Well texturing should be about twice as fast as alpha-screenshot. I plan about ~200TStates per pixel (and want less of course !) vs the 450TStates of alpha/pixel.

So I decided to slipt the library in two part:
One part will handle all the basic 3D need, plan to have a lightweight 'essential' library, with a new name : Iris3D
The second part - who will still be named gLib - will try to provide a render pipeline (that is, much easier programming to the end user), as well as many utilities like bone/animation rendering and model handling.
Of course, gLib actual rendering will be based on the more close to metal Iris3D functions.

Planned features of Iris3D library :



• triangle flat filling
   low cost setup
   left filling rule
   about 9000 triangles/s
   fill rate of about 6MPxl/s

• advanced maths functions
   matrix
   quaternions
   vectors
   vm multiply (~30000/s)
   2d projection (~50000/s)

• depth sort
   constant speed cost by triangle

• Framebuffer
   doublebuffering
   vsync
   320x240 8bpp, maybe 160x120 16bpp
   8bpp : R3B2G3 palette

• Texture
   power of two size
   maybe compression (1/2 ratio)

• cliping
   3d cliping against the frustrum
   more advanced functions

As you can see, not everything as been implemented, but once it will, a solid base will be created for 3D on CE.
--------------------
● Exercise requirements:
A: List every top-level heading in the post about the 3D library's planned Iris3D features.
B: Answer these questions using the post about the 3D library, one answer per line:
(i) About how many TStates per pixel does the author plan for texturing?
(ii) What name will the lightweight essential library be given?
(iii) Which palette is listed for 8bpp?
C: Continue the post about the 3D library, starting after its last sentence.
The listing that comes next has no connection to the post about the 3D library.

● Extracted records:
--------------------
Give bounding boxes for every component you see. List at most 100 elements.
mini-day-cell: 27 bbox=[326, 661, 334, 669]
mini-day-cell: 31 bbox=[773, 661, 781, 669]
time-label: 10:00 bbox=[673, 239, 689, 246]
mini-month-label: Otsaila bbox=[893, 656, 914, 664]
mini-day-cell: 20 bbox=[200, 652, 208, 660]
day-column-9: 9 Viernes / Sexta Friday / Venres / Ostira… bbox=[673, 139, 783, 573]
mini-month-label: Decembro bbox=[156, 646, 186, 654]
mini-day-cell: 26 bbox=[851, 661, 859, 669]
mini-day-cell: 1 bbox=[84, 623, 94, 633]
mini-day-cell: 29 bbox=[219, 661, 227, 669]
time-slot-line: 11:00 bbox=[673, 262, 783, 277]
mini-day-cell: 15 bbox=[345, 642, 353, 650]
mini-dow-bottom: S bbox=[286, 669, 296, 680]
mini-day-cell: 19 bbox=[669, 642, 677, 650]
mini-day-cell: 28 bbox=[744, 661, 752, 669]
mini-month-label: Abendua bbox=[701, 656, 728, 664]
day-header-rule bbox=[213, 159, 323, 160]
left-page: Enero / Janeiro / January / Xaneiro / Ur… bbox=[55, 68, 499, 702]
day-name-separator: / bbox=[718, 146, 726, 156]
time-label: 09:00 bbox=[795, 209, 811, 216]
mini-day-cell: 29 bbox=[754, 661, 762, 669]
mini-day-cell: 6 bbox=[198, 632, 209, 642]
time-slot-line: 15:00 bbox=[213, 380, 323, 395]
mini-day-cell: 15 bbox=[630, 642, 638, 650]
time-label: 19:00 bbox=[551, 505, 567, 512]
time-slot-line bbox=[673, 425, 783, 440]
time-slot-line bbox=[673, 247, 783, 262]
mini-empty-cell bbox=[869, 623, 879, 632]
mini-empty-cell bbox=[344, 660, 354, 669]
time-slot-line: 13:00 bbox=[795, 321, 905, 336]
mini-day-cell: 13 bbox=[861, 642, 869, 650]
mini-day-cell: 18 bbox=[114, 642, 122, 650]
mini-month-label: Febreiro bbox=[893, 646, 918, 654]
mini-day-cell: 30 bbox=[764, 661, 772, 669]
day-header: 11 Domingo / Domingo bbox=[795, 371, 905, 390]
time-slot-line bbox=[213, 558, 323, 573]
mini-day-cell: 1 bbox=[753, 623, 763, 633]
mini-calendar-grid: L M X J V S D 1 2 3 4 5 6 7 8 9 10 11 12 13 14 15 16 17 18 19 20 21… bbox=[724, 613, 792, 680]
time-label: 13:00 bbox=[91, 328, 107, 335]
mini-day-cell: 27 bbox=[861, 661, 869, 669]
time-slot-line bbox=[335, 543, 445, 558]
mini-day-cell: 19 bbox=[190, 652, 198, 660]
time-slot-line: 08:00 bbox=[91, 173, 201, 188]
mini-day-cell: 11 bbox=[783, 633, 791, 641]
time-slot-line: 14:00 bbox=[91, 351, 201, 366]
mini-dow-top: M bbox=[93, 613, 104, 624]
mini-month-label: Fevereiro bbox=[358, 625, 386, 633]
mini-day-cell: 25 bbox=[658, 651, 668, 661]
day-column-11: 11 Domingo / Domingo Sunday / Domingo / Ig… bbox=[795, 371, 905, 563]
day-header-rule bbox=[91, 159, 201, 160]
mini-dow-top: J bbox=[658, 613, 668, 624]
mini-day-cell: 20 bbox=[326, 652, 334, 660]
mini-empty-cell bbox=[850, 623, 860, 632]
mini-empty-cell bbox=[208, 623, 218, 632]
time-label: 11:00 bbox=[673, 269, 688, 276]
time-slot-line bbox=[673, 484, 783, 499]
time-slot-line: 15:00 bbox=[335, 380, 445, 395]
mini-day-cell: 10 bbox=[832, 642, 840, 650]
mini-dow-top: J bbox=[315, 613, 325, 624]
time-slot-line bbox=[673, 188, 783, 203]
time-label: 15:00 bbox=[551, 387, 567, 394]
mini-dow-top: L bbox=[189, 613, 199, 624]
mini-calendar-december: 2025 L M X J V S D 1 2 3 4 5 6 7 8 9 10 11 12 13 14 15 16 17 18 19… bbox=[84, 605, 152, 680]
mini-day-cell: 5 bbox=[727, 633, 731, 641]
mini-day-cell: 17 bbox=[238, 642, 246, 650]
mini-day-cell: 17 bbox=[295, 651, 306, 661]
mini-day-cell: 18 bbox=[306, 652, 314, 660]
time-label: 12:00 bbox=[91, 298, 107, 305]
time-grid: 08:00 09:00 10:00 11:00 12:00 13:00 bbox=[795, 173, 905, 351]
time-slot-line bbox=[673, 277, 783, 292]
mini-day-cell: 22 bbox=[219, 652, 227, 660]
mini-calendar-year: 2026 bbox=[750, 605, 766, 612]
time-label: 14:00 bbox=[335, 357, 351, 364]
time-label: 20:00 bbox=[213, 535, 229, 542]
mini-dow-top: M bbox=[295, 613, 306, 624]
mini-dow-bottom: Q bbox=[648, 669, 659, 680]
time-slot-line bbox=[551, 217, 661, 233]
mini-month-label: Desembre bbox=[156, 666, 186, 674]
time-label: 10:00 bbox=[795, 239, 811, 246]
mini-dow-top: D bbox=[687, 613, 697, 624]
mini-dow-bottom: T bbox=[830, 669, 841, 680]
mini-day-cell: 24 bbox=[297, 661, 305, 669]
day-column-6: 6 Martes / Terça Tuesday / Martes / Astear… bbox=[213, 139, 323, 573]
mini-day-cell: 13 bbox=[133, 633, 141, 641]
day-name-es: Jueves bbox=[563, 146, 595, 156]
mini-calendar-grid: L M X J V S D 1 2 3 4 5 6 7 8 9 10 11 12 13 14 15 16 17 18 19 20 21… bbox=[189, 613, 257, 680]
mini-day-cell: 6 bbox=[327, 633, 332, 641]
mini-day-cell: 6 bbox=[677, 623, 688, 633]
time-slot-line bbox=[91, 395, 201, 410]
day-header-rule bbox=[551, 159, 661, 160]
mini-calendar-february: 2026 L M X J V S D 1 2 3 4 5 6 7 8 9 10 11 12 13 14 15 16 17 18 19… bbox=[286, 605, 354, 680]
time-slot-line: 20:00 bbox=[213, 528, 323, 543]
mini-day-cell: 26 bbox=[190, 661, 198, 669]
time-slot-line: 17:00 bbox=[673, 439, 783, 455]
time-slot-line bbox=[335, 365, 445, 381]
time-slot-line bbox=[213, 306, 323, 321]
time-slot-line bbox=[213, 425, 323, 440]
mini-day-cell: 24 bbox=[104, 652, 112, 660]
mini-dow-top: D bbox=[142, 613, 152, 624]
--------------------
● Answers by task:
A:
triangle flat filling
advanced maths functions
depth sort
Framebuffer
Texture
cliping

B:
(i) About 200 TStates per pixel.
(ii) Iris3D.
(iii) R3B2G3.

C:
EDIT : so a few progress on texture mapping :



Texture gradient are for now hardcoded and a lot of thing isn't proprey implemented, but it is on good way.
It need 4 divisions for setup though, so about 2000 ticks. Inner loop is from 126 to 136 TStates, so it give a fillrate of about 350KPxl/s

Sooooo this is technically a triple post, but anyway 



Texture now works (and there isn't hardcoded value, this is the full routine !). There is quite a lot of optimisation to do right now, but it less important. The maximum size of the texture is 127x255 which allow quite some stuff. (A 127x255 texture is 32385 bytes ). I now will focus on clipping and also in handling model seams correctly (as if, in a model, on vertex share different texture coordinate). Texturing isn't finished either, I want to implement a BC1 type texture compression (ratio of 1/2) with decompression during texel fetch.

As for speed, the inner texture loop is exactly 114 TStates, +10TStates when changing texture coordinate. This is a theorical 421000KPxl/s. Of course, this isn't reachable in pratice, but give a good indication of what is possible.

Nice work! I can't wait to see this once it's done! I have two questions:

• Is this doing affine texture mapping or perspective correct? X3D does affine, but at one point I had it doing the perspective correction every 16 pixels (just like Descent did)
• Is this only for drawing triangles or can it handle other polygons as well? You can use the polyline property of convex polygons to split a polygon into two polylines and then draw each scanline by walking down the edges. This saves a lot of time because e.g. to draw a hexagon you only need one poly instead of 4.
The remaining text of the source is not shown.